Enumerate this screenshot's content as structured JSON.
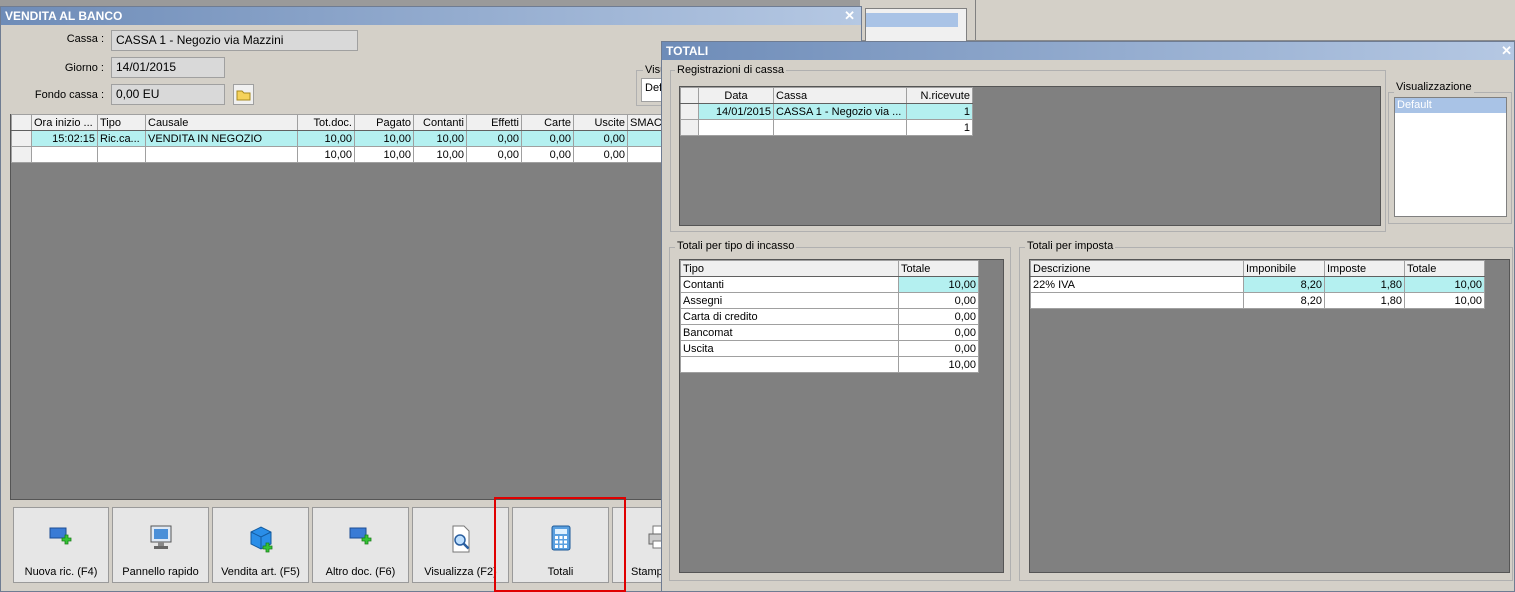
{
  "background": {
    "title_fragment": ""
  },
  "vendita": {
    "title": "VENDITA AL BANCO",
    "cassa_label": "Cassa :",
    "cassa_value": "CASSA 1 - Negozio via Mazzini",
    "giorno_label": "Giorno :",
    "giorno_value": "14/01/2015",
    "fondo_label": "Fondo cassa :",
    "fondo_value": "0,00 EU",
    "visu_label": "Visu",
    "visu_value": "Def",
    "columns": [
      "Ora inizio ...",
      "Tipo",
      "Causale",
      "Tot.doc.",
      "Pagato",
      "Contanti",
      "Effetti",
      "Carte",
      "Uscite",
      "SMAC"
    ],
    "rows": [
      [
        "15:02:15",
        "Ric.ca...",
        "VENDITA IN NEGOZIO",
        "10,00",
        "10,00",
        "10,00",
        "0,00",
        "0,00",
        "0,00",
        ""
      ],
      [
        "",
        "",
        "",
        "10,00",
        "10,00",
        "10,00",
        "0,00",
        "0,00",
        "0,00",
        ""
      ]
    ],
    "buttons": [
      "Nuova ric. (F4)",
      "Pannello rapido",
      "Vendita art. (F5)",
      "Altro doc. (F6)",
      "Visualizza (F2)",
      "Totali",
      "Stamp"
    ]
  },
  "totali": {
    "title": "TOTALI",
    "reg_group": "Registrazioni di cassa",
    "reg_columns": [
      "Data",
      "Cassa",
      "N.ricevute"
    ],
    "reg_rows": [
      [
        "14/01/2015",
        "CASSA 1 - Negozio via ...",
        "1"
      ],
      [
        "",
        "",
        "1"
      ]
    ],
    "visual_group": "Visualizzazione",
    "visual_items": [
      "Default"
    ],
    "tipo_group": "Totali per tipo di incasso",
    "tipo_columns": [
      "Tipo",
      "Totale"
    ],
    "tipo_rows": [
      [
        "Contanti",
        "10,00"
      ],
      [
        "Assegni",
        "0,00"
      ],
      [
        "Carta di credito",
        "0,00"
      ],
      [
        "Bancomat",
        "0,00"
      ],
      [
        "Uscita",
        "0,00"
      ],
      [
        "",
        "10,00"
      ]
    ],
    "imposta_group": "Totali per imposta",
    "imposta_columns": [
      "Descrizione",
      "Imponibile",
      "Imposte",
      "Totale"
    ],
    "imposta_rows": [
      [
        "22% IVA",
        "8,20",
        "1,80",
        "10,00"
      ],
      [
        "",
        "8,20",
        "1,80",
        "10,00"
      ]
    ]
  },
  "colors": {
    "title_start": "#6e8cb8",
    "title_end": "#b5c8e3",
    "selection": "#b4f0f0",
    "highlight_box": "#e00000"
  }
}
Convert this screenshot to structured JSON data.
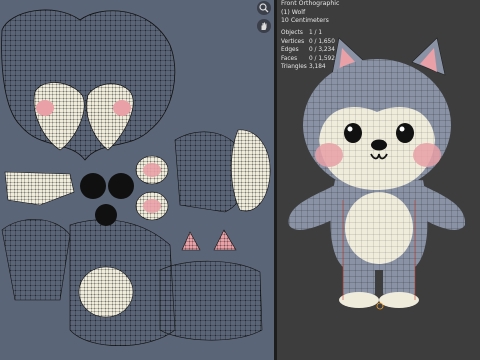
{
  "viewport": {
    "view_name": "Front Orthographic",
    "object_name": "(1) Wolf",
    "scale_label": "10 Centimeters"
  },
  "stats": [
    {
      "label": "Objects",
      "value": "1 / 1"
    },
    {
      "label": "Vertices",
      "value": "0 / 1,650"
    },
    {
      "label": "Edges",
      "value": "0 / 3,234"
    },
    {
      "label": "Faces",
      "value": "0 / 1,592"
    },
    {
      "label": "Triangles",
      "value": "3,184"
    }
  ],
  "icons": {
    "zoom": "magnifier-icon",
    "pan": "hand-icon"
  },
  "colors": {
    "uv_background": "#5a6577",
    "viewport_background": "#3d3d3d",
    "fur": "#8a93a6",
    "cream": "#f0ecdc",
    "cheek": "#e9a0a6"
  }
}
★ ★ ★ ★ ★ ★ ★
* SHORT TASK *
From the records above, report the count of lines containing "structured" and nothing more.

* REPLY *
2